- STATED EXERCISE -
Only a number is wanted. Count the lines holding the string "Rain".
--- BEGIN THE DATA ---
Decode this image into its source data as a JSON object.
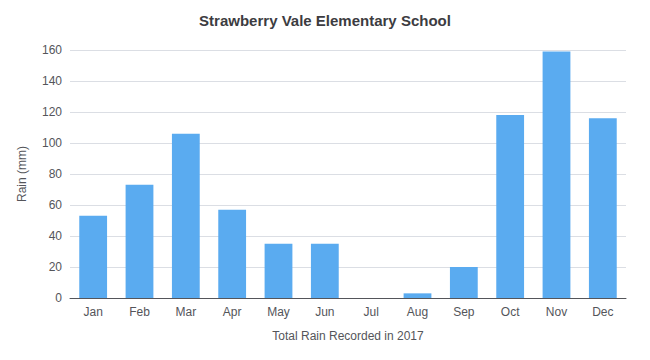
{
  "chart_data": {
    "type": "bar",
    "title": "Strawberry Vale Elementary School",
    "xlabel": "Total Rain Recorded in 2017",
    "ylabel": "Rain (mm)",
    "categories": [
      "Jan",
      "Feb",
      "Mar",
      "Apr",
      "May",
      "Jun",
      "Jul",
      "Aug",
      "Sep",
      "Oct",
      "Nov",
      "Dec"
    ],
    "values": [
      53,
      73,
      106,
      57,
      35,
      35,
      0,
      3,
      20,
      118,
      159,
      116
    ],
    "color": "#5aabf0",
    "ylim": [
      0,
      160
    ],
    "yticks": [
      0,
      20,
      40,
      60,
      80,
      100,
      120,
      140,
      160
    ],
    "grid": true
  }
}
--- END THE DATA ---
- SOLUTION TO THE PROBLEM -
2